## YOUR OBJECTIVE
Make an exact copy of the entries below.

## DATA PROVIDED
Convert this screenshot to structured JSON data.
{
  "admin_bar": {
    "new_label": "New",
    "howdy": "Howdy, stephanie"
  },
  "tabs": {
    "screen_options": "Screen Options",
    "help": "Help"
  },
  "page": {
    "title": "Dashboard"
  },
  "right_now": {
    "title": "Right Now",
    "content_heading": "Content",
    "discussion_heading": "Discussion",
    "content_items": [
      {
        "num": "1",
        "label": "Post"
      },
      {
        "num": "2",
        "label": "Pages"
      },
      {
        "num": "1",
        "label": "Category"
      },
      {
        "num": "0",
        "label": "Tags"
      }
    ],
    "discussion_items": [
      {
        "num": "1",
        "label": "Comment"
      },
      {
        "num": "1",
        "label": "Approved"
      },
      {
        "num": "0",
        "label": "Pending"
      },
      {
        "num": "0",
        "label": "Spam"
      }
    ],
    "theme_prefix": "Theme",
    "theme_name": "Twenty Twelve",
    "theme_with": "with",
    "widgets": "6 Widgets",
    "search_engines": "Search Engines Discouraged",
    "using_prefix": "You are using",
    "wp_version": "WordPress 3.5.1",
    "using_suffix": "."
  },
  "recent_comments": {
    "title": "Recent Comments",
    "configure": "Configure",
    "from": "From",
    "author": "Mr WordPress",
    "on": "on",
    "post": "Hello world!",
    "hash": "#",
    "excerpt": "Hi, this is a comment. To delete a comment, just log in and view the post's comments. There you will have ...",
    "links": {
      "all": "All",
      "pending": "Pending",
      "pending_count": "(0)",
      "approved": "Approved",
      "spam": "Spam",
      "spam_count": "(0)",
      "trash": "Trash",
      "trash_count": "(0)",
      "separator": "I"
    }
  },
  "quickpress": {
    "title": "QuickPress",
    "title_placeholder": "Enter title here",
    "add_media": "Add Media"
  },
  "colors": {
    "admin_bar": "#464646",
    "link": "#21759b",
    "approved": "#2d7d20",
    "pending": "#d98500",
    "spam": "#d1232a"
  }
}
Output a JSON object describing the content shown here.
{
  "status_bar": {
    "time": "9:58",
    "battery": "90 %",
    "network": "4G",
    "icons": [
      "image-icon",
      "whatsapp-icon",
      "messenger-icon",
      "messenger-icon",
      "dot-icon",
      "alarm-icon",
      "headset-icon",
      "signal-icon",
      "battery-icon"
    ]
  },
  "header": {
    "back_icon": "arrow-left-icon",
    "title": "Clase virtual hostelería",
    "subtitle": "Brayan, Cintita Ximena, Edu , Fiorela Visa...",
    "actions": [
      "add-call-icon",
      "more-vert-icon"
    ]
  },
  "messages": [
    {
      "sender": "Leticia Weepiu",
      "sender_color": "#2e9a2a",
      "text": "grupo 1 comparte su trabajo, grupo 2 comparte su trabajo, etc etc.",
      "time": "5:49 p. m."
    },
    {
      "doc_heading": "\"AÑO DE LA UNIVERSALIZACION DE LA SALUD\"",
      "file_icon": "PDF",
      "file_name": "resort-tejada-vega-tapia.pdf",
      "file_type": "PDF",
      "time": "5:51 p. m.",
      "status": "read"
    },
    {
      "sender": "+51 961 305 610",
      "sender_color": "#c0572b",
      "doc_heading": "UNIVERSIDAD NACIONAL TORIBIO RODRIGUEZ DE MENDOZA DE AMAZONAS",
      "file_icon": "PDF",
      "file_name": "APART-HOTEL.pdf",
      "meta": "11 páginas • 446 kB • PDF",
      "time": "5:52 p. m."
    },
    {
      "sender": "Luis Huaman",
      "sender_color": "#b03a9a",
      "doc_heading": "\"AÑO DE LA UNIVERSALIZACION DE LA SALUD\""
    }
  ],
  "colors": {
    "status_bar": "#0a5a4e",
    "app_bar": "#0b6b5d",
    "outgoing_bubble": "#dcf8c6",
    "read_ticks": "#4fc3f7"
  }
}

## REPLY
Convert this screenshot to structured JSON data.
{
  "admin_bar": {
    "new_label": "New",
    "howdy": "Howdy, stephanie"
  },
  "tabs": {
    "screen_options": "Screen Options",
    "help": "Help"
  },
  "page": {
    "title": "Dashboard"
  },
  "right_now": {
    "title": "Right Now",
    "content_heading": "Content",
    "discussion_heading": "Discussion",
    "content_items": [
      {
        "num": "1",
        "label": "Post"
      },
      {
        "num": "2",
        "label": "Pages"
      },
      {
        "num": "1",
        "label": "Category"
      },
      {
        "num": "0",
        "label": "Tags"
      }
    ],
    "discussion_items": [
      {
        "num": "1",
        "label": "Comment"
      },
      {
        "num": "1",
        "label": "Approved"
      },
      {
        "num": "0",
        "label": "Pending"
      },
      {
        "num": "0",
        "label": "Spam"
      }
    ],
    "theme_prefix": "Theme",
    "theme_name": "Twenty Twelve",
    "theme_with": "with",
    "widgets": "6 Widgets",
    "search_engines": "Search Engines Discouraged",
    "using_prefix": "You are using",
    "wp_version": "WordPress 3.5.1",
    "using_suffix": "."
  },
  "recent_comments": {
    "title": "Recent Comments",
    "configure": "Configure",
    "from": "From",
    "author": "Mr WordPress",
    "on": "on",
    "post": "Hello world!",
    "hash": "#",
    "excerpt": "Hi, this is a comment. To delete a comment, just log in and view the post's comments. There you will have ...",
    "links": {
      "all": "All",
      "pending": "Pending",
      "pending_count": "(0)",
      "approved": "Approved",
      "spam": "Spam",
      "spam_count": "(0)",
      "trash": "Trash",
      "trash_count": "(0)",
      "separator": "I"
    }
  },
  "quickpress": {
    "title": "QuickPress",
    "title_placeholder": "Enter title here",
    "add_media": "Add Media"
  },
  "colors": {
    "admin_bar": "#464646",
    "link": "#21759b",
    "approved": "#2d7d20",
    "pending": "#d98500",
    "spam": "#d1232a"
  }
}
Output a JSON object describing the content shown here.
{
  "status_bar": {
    "time": "9:58",
    "battery": "90 %",
    "network": "4G",
    "icons": [
      "image-icon",
      "whatsapp-icon",
      "messenger-icon",
      "messenger-icon",
      "dot-icon",
      "alarm-icon",
      "headset-icon",
      "signal-icon",
      "battery-icon"
    ]
  },
  "header": {
    "back_icon": "arrow-left-icon",
    "title": "Clase virtual hostelería",
    "subtitle": "Brayan, Cintita Ximena, Edu , Fiorela Visa...",
    "actions": [
      "add-call-icon",
      "more-vert-icon"
    ]
  },
  "messages": [
    {
      "sender": "Leticia Weepiu",
      "sender_color": "#2e9a2a",
      "text": "grupo 1 comparte su trabajo, grupo 2 comparte su trabajo, etc etc.",
      "time": "5:49 p. m."
    },
    {
      "doc_heading": "\"AÑO DE LA UNIVERSALIZACION DE LA SALUD\"",
      "file_icon": "PDF",
      "file_name": "resort-tejada-vega-tapia.pdf",
      "file_type": "PDF",
      "time": "5:51 p. m.",
      "status": "read"
    },
    {
      "sender": "+51 961 305 610",
      "sender_color": "#c0572b",
      "doc_heading": "UNIVERSIDAD NACIONAL TORIBIO RODRIGUEZ DE MENDOZA DE AMAZONAS",
      "file_icon": "PDF",
      "file_name": "APART-HOTEL.pdf",
      "meta": "11 páginas • 446 kB • PDF",
      "time": "5:52 p. m."
    },
    {
      "sender": "Luis Huaman",
      "sender_color": "#b03a9a",
      "doc_heading": "\"AÑO DE LA UNIVERSALIZACION DE LA SALUD\""
    }
  ],
  "colors": {
    "status_bar": "#0a5a4e",
    "app_bar": "#0b6b5d",
    "outgoing_bubble": "#dcf8c6",
    "read_ticks": "#4fc3f7"
  }
}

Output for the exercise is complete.